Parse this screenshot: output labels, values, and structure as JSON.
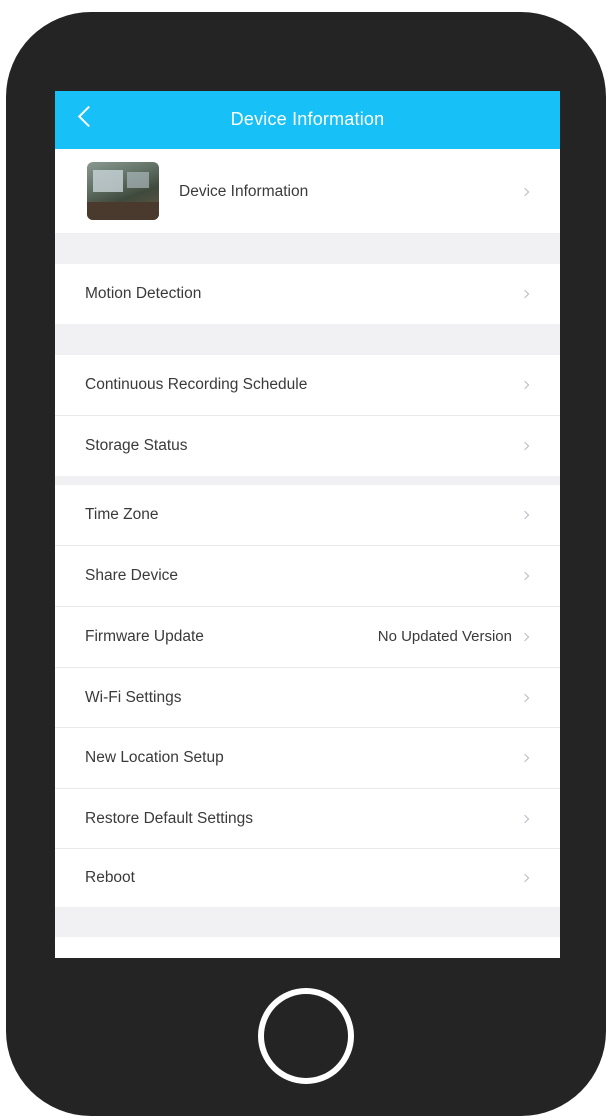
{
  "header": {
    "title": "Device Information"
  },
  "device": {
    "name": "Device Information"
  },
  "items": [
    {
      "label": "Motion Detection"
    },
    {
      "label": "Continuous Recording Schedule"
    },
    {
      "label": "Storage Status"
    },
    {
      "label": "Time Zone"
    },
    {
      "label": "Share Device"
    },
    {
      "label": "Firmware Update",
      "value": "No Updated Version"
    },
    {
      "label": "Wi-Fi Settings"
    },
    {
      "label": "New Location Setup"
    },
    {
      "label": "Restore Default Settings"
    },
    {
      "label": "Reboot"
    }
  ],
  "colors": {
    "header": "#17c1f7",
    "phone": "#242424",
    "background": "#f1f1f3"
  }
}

+---+

Copy out the data above exactly, except the pictures.

Exercise answer
Parse this screenshot: output labels, values, and structure as JSON.
{
  "header": {
    "title": "Device Information"
  },
  "device": {
    "name": "Device Information"
  },
  "items": [
    {
      "label": "Motion Detection"
    },
    {
      "label": "Continuous Recording Schedule"
    },
    {
      "label": "Storage Status"
    },
    {
      "label": "Time Zone"
    },
    {
      "label": "Share Device"
    },
    {
      "label": "Firmware Update",
      "value": "No Updated Version"
    },
    {
      "label": "Wi-Fi Settings"
    },
    {
      "label": "New Location Setup"
    },
    {
      "label": "Restore Default Settings"
    },
    {
      "label": "Reboot"
    }
  ],
  "colors": {
    "header": "#17c1f7",
    "phone": "#242424",
    "background": "#f1f1f3"
  }
}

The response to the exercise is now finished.